» **Things to do**:
a) In the post about AOL's patent auction, how much did Microsoft bid to win?
b) Repeat, word for word, the stretch of the AOL patent auction post from "Facebook is friends" through "a legitimate auction.".

» **Selected passage**:

[Start]

Posted in 2012 on April 12th, 2012 by Robert X. Cringely – 38 Comments

Show me the money!

Nothing is ever exactly as it seems in the business of technology and that certainly applies to AOL’s recent patent auction, won by Microsoft with a bid of $1.056 billion. This event wasn’t really an auction and had little to do with patents, yet it probably marks the peak of the current patent bubble.

On the face of it, AOL selling its 800 patents to Microsoft was about raising cash for the troubled online company, allowing it to pass some of that money on to disgruntled shareholders in the form of a one-time dividend or share buy-back. And the patents were substantial, since they included not just AOL’s own productivity but also that of Netscape, Mirabilis (ICQ), and any other AOL acquisitions over the years.  Bidders were Facebook, Goldman Sachs, and Microsoft. But that’s where the obvious part comes to an end.

The reason there was an auction at all was probably because of AOL’s concern about adversarial shareholders. Had AOL simply sold the patents to Microsoft in a private transaction the company might have been at risk for shareholder lawsuits claiming the price was too low. A public auction was the best defense against such lawsuits.

Only the auction wasn’t real.  No company but Microsoft was ever going to buy those patents.

Facebook is friends with Microsoft, one of its larger investors. Goldman Sachs isn’t normally in the business of buying patents, but as Microsoft’s longtime investment banker and the company that took Microsoft public, they stepped-in as a favor to Redmond, making sure there were at least three bidders so the event at least appeared to be a legitimate auction.

[End]

» **Data section**:
[Start]

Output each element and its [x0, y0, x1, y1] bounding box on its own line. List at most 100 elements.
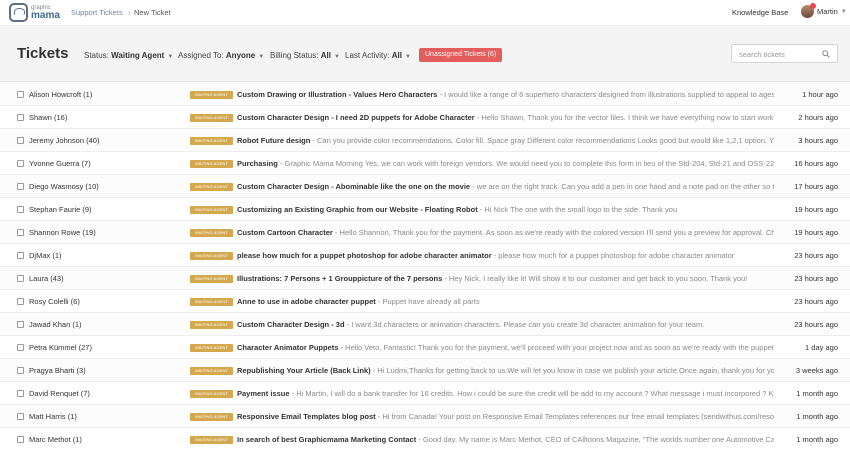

[End]

» **Expected results**:
a) $1.056 billion

b)
Facebook is friends with Microsoft, one of its larger investors. Goldman Sachs isn’t normally in the business of buying patents, but as Microsoft’s longtime investment banker and the company that took Microsoft public, they stepped-in as a favor to Redmond, making sure there were at least three bidders so the event at least appeared to be a legitimate auction.